*** Given records

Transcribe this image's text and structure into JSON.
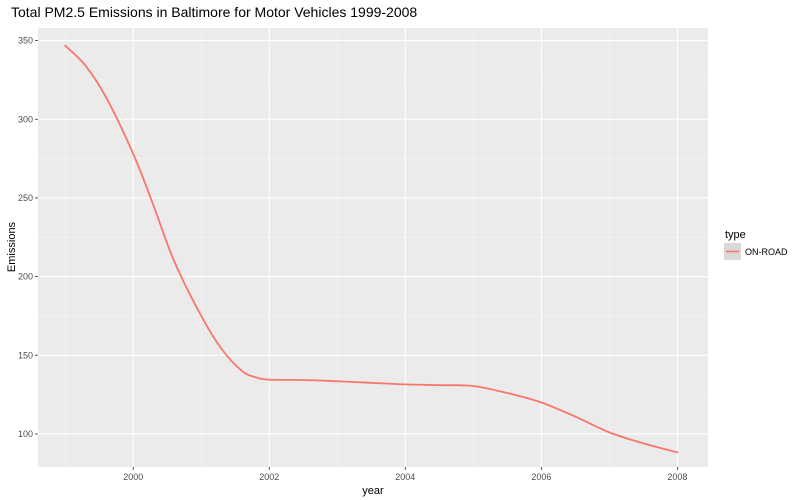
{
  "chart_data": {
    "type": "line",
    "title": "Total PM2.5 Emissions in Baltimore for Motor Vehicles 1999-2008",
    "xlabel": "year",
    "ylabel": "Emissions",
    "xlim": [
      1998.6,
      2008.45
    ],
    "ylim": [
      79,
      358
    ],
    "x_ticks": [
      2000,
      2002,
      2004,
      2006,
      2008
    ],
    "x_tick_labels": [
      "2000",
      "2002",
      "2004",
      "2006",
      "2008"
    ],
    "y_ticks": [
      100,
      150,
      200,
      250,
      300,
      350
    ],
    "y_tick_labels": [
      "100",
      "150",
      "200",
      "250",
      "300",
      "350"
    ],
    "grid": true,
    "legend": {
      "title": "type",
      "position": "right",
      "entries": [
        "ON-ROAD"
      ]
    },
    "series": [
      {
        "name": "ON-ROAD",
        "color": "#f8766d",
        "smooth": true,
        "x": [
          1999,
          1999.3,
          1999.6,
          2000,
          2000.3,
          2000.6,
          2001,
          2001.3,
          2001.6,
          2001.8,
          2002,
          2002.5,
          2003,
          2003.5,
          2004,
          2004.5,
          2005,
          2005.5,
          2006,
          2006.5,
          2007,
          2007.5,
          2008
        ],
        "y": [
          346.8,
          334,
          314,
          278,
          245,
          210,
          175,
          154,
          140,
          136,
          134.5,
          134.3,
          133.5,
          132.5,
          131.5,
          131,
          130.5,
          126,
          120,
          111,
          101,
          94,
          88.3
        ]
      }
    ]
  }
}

******
*** Given records

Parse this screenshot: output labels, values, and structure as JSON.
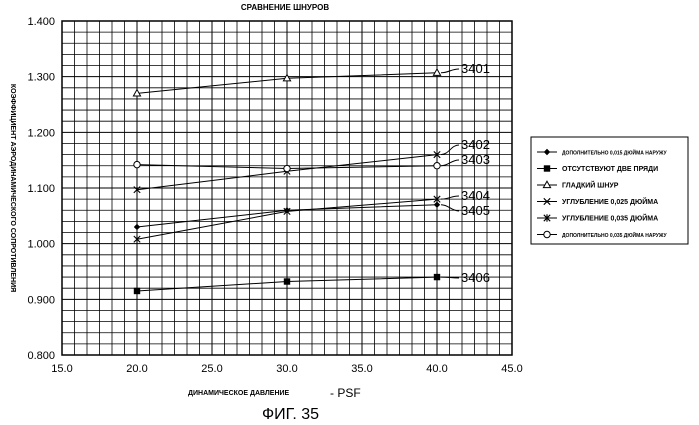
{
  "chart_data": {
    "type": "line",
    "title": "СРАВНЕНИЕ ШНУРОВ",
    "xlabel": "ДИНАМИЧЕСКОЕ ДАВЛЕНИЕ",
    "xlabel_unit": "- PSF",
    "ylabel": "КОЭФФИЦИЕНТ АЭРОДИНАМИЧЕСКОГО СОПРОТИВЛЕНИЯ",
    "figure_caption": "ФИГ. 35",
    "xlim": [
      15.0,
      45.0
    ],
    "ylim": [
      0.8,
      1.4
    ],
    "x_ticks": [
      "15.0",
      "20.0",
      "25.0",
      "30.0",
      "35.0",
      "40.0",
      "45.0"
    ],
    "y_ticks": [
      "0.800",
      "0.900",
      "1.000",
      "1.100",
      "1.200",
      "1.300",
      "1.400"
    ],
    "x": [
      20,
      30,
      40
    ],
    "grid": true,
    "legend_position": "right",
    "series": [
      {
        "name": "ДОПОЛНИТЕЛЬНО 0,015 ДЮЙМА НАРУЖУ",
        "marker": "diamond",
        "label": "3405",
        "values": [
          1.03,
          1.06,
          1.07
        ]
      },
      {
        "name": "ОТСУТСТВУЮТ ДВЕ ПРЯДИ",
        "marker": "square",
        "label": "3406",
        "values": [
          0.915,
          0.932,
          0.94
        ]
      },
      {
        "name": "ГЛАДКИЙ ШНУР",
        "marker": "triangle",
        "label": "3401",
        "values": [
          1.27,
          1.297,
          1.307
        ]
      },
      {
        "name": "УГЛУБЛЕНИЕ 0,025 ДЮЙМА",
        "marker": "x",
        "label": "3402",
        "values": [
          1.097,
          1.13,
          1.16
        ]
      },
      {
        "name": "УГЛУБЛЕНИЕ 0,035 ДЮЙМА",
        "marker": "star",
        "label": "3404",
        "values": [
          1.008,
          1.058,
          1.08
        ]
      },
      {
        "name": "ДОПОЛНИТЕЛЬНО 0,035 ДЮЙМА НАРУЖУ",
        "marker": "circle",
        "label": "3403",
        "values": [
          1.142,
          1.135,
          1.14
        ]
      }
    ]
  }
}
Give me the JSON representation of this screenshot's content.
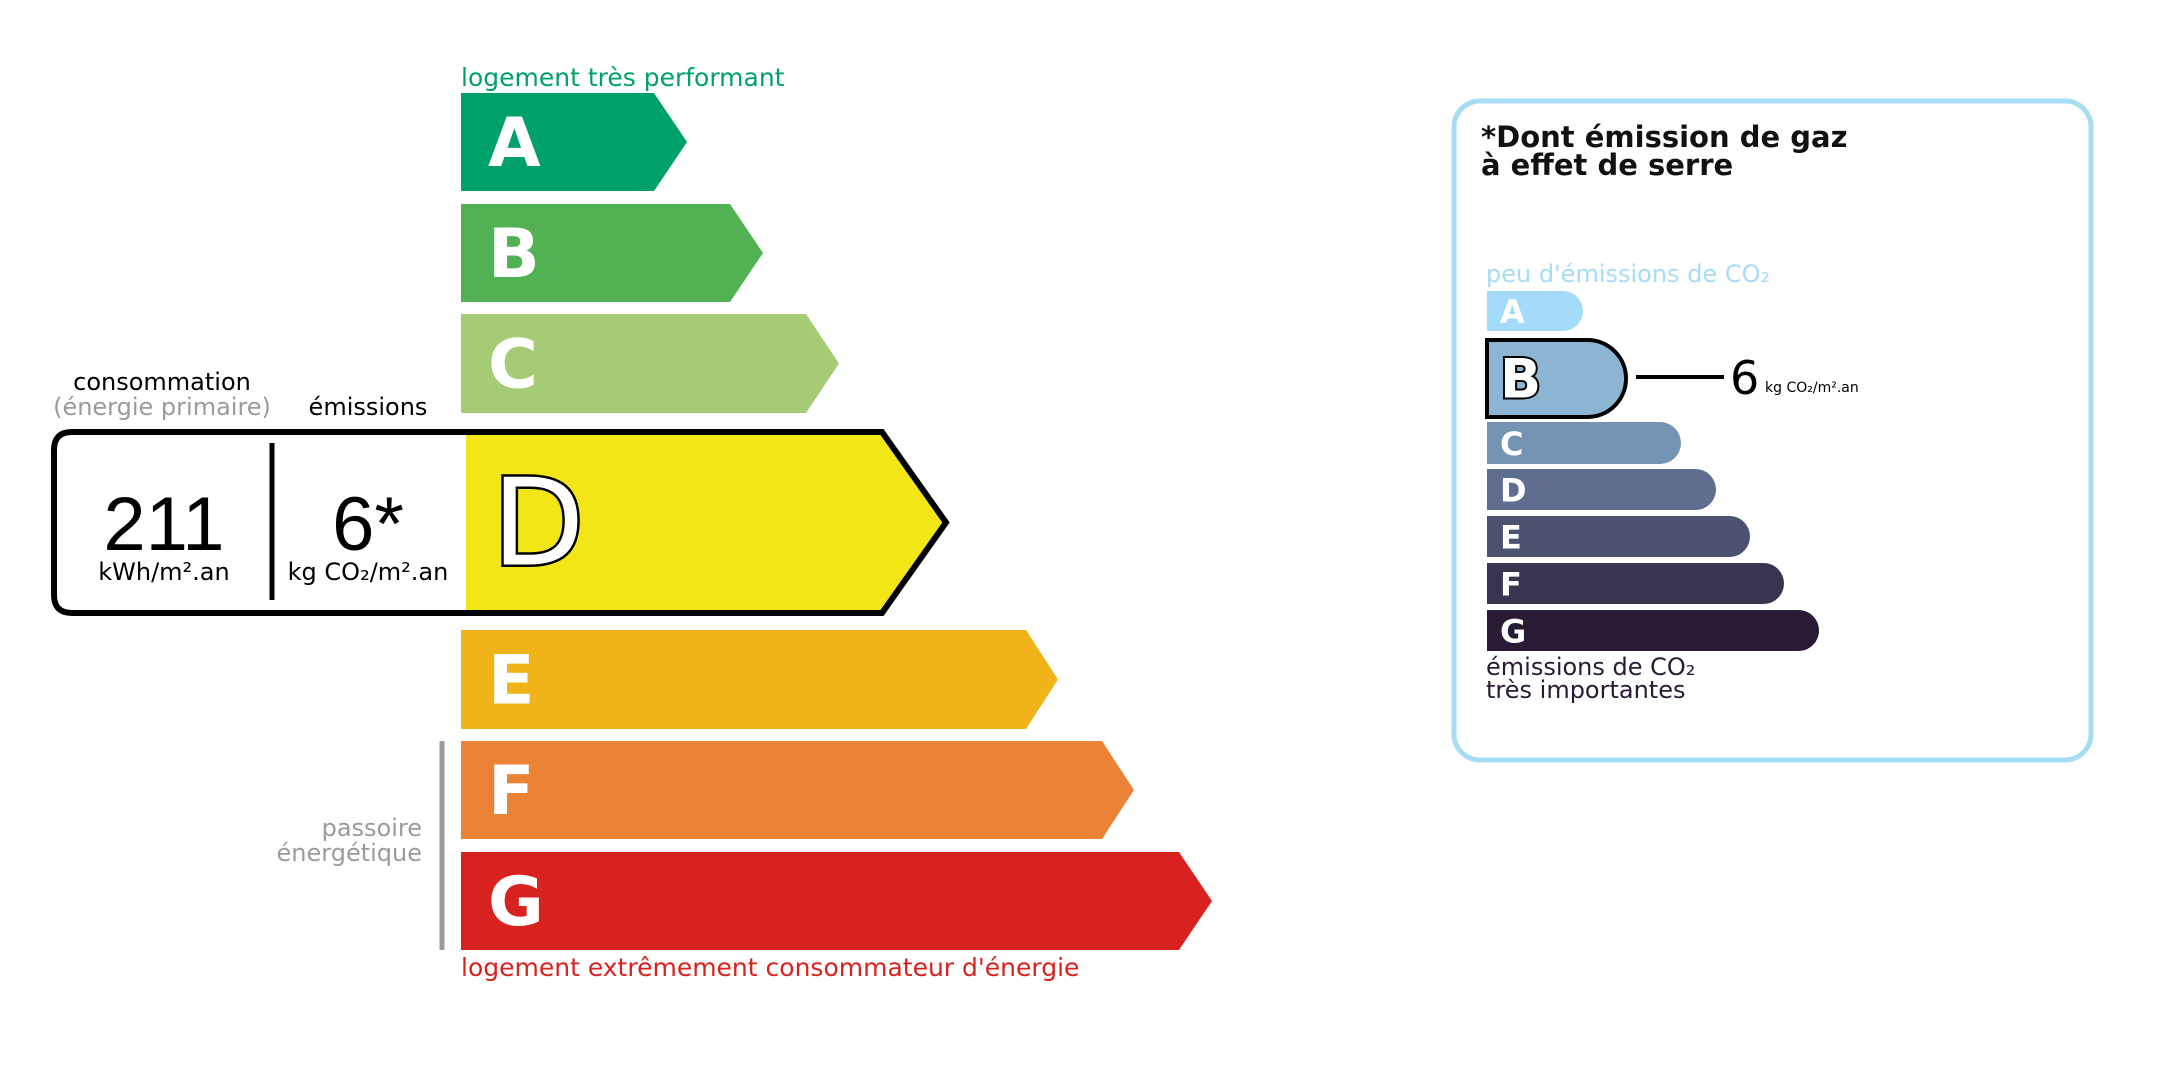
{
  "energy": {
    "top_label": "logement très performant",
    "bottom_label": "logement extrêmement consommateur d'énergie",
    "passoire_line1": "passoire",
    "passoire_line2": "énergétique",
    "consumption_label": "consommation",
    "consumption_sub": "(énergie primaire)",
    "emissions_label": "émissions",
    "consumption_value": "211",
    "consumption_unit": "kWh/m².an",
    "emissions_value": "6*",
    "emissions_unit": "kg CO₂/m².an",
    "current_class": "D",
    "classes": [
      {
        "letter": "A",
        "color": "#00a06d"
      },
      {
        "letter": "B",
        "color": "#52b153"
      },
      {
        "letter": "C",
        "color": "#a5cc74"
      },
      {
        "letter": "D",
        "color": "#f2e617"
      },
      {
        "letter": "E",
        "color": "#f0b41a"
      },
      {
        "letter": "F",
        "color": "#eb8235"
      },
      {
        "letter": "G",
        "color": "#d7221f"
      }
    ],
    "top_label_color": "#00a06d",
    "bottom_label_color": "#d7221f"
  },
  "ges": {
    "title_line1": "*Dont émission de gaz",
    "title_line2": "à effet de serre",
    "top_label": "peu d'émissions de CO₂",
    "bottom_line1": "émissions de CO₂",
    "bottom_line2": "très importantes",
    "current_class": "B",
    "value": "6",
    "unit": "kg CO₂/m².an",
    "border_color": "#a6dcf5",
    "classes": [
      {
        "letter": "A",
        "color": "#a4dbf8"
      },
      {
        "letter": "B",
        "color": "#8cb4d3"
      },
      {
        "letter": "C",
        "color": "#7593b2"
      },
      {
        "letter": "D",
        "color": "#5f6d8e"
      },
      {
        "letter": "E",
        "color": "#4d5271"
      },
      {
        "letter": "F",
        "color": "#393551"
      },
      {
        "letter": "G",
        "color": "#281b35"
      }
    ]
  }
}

******

(Problem to solve)
Check all the records above and select each line where the string "screenshot" is found.

(Output of the task)
Parse this screenshot: output labels, values, and structure as JSON.
Give me the JSON representation of this screenshot's content.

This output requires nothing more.